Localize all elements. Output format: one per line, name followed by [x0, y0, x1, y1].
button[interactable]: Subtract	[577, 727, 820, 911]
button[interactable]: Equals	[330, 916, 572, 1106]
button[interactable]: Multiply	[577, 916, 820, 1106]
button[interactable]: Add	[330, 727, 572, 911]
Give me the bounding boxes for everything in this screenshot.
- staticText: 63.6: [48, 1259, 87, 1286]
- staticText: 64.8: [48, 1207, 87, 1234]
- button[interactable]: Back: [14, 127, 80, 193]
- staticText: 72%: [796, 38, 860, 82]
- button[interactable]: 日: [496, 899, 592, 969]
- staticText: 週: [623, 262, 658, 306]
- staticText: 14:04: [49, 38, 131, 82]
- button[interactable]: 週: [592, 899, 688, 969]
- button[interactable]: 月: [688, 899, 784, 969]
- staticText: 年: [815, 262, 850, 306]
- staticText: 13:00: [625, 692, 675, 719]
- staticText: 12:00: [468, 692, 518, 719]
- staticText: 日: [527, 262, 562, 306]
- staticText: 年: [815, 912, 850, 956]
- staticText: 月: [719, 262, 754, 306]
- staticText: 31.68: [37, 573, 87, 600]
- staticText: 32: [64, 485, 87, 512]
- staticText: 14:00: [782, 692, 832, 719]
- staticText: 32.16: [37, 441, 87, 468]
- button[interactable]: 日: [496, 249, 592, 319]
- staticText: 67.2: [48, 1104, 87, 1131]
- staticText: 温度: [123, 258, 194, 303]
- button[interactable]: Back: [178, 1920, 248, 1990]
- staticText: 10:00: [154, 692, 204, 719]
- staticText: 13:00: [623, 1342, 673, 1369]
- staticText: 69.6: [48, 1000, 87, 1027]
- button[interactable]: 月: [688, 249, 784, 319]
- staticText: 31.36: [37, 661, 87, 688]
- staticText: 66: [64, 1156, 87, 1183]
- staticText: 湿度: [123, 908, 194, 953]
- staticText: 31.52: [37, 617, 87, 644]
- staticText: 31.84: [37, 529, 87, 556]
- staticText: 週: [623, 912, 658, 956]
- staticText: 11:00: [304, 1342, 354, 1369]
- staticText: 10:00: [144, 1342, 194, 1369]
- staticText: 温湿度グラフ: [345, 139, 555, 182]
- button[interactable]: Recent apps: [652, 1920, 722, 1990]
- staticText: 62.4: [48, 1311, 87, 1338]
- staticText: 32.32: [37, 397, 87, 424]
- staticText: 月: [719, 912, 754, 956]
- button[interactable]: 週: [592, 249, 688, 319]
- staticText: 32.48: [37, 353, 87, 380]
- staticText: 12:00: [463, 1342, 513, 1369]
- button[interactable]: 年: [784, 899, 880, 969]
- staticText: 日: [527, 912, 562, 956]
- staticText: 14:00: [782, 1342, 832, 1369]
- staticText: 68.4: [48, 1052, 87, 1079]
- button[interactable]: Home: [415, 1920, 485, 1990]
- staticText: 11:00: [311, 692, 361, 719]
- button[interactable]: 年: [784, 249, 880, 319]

• [What the exercise asks]
Transcribe all of the data above, line for line, without altering any character, spacing, or punctuation.

• [Final answer]
Localize all elements. Output format: one per line, name followed by [x0, y0, x1, y1].
button[interactable]: Subtract	[577, 727, 820, 911]
button[interactable]: Equals	[330, 916, 572, 1106]
button[interactable]: Multiply	[577, 916, 820, 1106]
button[interactable]: Add	[330, 727, 572, 911]
Give me the bounding boxes for everything in this screenshot.
- staticText: 63.6: [48, 1259, 87, 1286]
- staticText: 64.8: [48, 1207, 87, 1234]
- button[interactable]: Back: [14, 127, 80, 193]
- staticText: 72%: [796, 38, 860, 82]
- button[interactable]: 日: [496, 899, 592, 969]
- staticText: 週: [623, 262, 658, 306]
- staticText: 14:04: [49, 38, 131, 82]
- button[interactable]: 週: [592, 899, 688, 969]
- button[interactable]: 月: [688, 899, 784, 969]
- staticText: 年: [815, 262, 850, 306]
- staticText: 13:00: [625, 692, 675, 719]
- staticText: 12:00: [468, 692, 518, 719]
- staticText: 日: [527, 262, 562, 306]
- staticText: 年: [815, 912, 850, 956]
- staticText: 月: [719, 262, 754, 306]
- staticText: 31.68: [37, 573, 87, 600]
- staticText: 32: [64, 485, 87, 512]
- staticText: 14:00: [782, 692, 832, 719]
- staticText: 32.16: [37, 441, 87, 468]
- button[interactable]: 日: [496, 249, 592, 319]
- staticText: 67.2: [48, 1104, 87, 1131]
- staticText: 温度: [123, 258, 194, 303]
- button[interactable]: Back: [178, 1920, 248, 1990]
- staticText: 10:00: [154, 692, 204, 719]
- staticText: 13:00: [623, 1342, 673, 1369]
- staticText: 69.6: [48, 1000, 87, 1027]
- button[interactable]: 月: [688, 249, 784, 319]
- staticText: 31.36: [37, 661, 87, 688]
- staticText: 66: [64, 1156, 87, 1183]
- staticText: 湿度: [123, 908, 194, 953]
- staticText: 31.52: [37, 617, 87, 644]
- staticText: 31.84: [37, 529, 87, 556]
- staticText: 週: [623, 912, 658, 956]
- staticText: 11:00: [304, 1342, 354, 1369]
- staticText: 10:00: [144, 1342, 194, 1369]
- staticText: 温湿度グラフ: [345, 139, 555, 182]
- button[interactable]: Recent apps: [652, 1920, 722, 1990]
- staticText: 62.4: [48, 1311, 87, 1338]
- staticText: 32.32: [37, 397, 87, 424]
- staticText: 月: [719, 912, 754, 956]
- button[interactable]: 週: [592, 249, 688, 319]
- staticText: 32.48: [37, 353, 87, 380]
- staticText: 12:00: [463, 1342, 513, 1369]
- button[interactable]: 年: [784, 899, 880, 969]
- staticText: 日: [527, 912, 562, 956]
- staticText: 14:00: [782, 1342, 832, 1369]
- staticText: 68.4: [48, 1052, 87, 1079]
- button[interactable]: Home: [415, 1920, 485, 1990]
- staticText: 11:00: [311, 692, 361, 719]
- button[interactable]: 年: [784, 249, 880, 319]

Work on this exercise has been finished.